_YOUR INSTRUCTIONS_
Every line of the material is to be repeated exactly as it stands.

========================================================================

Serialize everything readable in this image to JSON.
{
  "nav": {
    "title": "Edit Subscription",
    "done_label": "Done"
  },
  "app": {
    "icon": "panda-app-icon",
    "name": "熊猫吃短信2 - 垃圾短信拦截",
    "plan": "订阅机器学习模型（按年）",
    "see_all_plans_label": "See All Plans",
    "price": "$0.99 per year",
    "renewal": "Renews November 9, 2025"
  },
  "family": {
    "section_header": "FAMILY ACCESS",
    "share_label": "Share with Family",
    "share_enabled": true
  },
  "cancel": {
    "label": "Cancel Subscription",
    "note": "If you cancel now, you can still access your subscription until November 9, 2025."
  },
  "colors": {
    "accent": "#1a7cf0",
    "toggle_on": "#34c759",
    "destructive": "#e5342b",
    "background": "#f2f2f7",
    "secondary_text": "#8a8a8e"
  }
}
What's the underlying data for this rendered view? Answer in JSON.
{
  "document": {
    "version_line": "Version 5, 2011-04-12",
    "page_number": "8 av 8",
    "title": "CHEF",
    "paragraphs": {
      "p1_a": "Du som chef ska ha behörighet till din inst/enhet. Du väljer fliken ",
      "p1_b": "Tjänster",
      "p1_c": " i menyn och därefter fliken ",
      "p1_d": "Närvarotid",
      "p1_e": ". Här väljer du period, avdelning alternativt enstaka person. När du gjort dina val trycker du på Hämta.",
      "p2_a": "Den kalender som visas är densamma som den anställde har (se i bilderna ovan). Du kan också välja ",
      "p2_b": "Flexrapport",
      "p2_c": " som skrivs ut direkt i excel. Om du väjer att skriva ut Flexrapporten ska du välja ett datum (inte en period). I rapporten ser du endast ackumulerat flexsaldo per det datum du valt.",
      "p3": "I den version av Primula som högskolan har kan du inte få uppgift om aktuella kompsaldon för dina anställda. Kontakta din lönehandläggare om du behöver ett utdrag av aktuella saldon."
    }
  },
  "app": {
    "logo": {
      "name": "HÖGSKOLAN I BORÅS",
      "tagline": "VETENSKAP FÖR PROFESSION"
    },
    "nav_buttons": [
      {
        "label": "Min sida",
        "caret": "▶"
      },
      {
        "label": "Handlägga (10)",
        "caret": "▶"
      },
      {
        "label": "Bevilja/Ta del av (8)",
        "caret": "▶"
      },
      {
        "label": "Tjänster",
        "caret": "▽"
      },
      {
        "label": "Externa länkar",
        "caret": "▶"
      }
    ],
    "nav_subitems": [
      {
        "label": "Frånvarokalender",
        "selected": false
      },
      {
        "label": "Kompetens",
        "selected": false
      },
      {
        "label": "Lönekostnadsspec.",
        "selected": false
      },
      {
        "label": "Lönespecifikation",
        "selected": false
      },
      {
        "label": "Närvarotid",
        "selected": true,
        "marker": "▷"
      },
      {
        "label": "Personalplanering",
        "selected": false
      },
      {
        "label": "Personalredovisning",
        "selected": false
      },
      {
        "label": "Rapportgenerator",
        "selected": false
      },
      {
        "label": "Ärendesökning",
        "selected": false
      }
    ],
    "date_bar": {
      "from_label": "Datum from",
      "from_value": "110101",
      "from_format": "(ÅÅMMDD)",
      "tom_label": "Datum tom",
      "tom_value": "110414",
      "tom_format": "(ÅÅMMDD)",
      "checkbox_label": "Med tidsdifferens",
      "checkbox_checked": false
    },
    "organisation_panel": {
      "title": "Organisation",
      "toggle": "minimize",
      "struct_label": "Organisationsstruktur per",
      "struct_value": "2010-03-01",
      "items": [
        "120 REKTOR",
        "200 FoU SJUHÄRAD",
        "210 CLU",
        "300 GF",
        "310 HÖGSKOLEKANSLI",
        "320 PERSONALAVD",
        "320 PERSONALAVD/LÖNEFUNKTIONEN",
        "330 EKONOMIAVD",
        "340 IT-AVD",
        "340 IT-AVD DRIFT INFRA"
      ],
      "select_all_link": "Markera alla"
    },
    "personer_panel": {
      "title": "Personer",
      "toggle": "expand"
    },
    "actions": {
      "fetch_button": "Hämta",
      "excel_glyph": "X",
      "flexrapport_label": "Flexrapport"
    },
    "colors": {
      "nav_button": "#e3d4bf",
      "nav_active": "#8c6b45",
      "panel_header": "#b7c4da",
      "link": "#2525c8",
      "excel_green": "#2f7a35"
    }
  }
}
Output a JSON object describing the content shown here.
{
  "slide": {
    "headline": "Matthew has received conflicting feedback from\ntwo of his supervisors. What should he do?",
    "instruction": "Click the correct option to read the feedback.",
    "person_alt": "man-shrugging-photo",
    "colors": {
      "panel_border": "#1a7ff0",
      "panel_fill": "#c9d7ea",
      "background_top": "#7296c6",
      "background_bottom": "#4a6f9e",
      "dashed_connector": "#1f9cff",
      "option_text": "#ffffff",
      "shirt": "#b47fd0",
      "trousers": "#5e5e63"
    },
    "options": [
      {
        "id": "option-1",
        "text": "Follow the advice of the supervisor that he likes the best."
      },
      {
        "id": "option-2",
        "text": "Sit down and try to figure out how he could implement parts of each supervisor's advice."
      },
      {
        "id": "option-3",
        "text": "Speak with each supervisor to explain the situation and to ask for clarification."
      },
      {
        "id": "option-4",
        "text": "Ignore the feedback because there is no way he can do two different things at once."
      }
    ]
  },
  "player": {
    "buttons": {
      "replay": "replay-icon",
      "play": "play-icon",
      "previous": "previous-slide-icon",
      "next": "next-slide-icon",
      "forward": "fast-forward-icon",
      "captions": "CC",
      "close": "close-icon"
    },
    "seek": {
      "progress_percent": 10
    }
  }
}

========================================================================

_FULL SOLUTION_
Serialize everything readable in this image to JSON.
{
  "nav": {
    "title": "Edit Subscription",
    "done_label": "Done"
  },
  "app": {
    "icon": "panda-app-icon",
    "name": "熊猫吃短信2 - 垃圾短信拦截",
    "plan": "订阅机器学习模型（按年）",
    "see_all_plans_label": "See All Plans",
    "price": "$0.99 per year",
    "renewal": "Renews November 9, 2025"
  },
  "family": {
    "section_header": "FAMILY ACCESS",
    "share_label": "Share with Family",
    "share_enabled": true
  },
  "cancel": {
    "label": "Cancel Subscription",
    "note": "If you cancel now, you can still access your subscription until November 9, 2025."
  },
  "colors": {
    "accent": "#1a7cf0",
    "toggle_on": "#34c759",
    "destructive": "#e5342b",
    "background": "#f2f2f7",
    "secondary_text": "#8a8a8e"
  }
}
What's the underlying data for this rendered view? Answer in JSON.
{
  "document": {
    "version_line": "Version 5, 2011-04-12",
    "page_number": "8 av 8",
    "title": "CHEF",
    "paragraphs": {
      "p1_a": "Du som chef ska ha behörighet till din inst/enhet. Du väljer fliken ",
      "p1_b": "Tjänster",
      "p1_c": " i menyn och därefter fliken ",
      "p1_d": "Närvarotid",
      "p1_e": ". Här väljer du period, avdelning alternativt enstaka person. När du gjort dina val trycker du på Hämta.",
      "p2_a": "Den kalender som visas är densamma som den anställde har (se i bilderna ovan). Du kan också välja ",
      "p2_b": "Flexrapport",
      "p2_c": " som skrivs ut direkt i excel. Om du väjer att skriva ut Flexrapporten ska du välja ett datum (inte en period). I rapporten ser du endast ackumulerat flexsaldo per det datum du valt.",
      "p3": "I den version av Primula som högskolan har kan du inte få uppgift om aktuella kompsaldon för dina anställda. Kontakta din lönehandläggare om du behöver ett utdrag av aktuella saldon."
    }
  },
  "app": {
    "logo": {
      "name": "HÖGSKOLAN I BORÅS",
      "tagline": "VETENSKAP FÖR PROFESSION"
    },
    "nav_buttons": [
      {
        "label": "Min sida",
        "caret": "▶"
      },
      {
        "label": "Handlägga (10)",
        "caret": "▶"
      },
      {
        "label": "Bevilja/Ta del av (8)",
        "caret": "▶"
      },
      {
        "label": "Tjänster",
        "caret": "▽"
      },
      {
        "label": "Externa länkar",
        "caret": "▶"
      }
    ],
    "nav_subitems": [
      {
        "label": "Frånvarokalender",
        "selected": false
      },
      {
        "label": "Kompetens",
        "selected": false
      },
      {
        "label": "Lönekostnadsspec.",
        "selected": false
      },
      {
        "label": "Lönespecifikation",
        "selected": false
      },
      {
        "label": "Närvarotid",
        "selected": true,
        "marker": "▷"
      },
      {
        "label": "Personalplanering",
        "selected": false
      },
      {
        "label": "Personalredovisning",
        "selected": false
      },
      {
        "label": "Rapportgenerator",
        "selected": false
      },
      {
        "label": "Ärendesökning",
        "selected": false
      }
    ],
    "date_bar": {
      "from_label": "Datum from",
      "from_value": "110101",
      "from_format": "(ÅÅMMDD)",
      "tom_label": "Datum tom",
      "tom_value": "110414",
      "tom_format": "(ÅÅMMDD)",
      "checkbox_label": "Med tidsdifferens",
      "checkbox_checked": false
    },
    "organisation_panel": {
      "title": "Organisation",
      "toggle": "minimize",
      "struct_label": "Organisationsstruktur per",
      "struct_value": "2010-03-01",
      "items": [
        "120 REKTOR",
        "200 FoU SJUHÄRAD",
        "210 CLU",
        "300 GF",
        "310 HÖGSKOLEKANSLI",
        "320 PERSONALAVD",
        "320 PERSONALAVD/LÖNEFUNKTIONEN",
        "330 EKONOMIAVD",
        "340 IT-AVD",
        "340 IT-AVD DRIFT INFRA"
      ],
      "select_all_link": "Markera alla"
    },
    "personer_panel": {
      "title": "Personer",
      "toggle": "expand"
    },
    "actions": {
      "fetch_button": "Hämta",
      "excel_glyph": "X",
      "flexrapport_label": "Flexrapport"
    },
    "colors": {
      "nav_button": "#e3d4bf",
      "nav_active": "#8c6b45",
      "panel_header": "#b7c4da",
      "link": "#2525c8",
      "excel_green": "#2f7a35"
    }
  }
}
Output a JSON object describing the content shown here.
{
  "slide": {
    "headline": "Matthew has received conflicting feedback from\ntwo of his supervisors. What should he do?",
    "instruction": "Click the correct option to read the feedback.",
    "person_alt": "man-shrugging-photo",
    "colors": {
      "panel_border": "#1a7ff0",
      "panel_fill": "#c9d7ea",
      "background_top": "#7296c6",
      "background_bottom": "#4a6f9e",
      "dashed_connector": "#1f9cff",
      "option_text": "#ffffff",
      "shirt": "#b47fd0",
      "trousers": "#5e5e63"
    },
    "options": [
      {
        "id": "option-1",
        "text": "Follow the advice of the supervisor that he likes the best."
      },
      {
        "id": "option-2",
        "text": "Sit down and try to figure out how he could implement parts of each supervisor's advice."
      },
      {
        "id": "option-3",
        "text": "Speak with each supervisor to explain the situation and to ask for clarification."
      },
      {
        "id": "option-4",
        "text": "Ignore the feedback because there is no way he can do two different things at once."
      }
    ]
  },
  "player": {
    "buttons": {
      "replay": "replay-icon",
      "play": "play-icon",
      "previous": "previous-slide-icon",
      "next": "next-slide-icon",
      "forward": "fast-forward-icon",
      "captions": "CC",
      "close": "close-icon"
    },
    "seek": {
      "progress_percent": 10
    }
  }
}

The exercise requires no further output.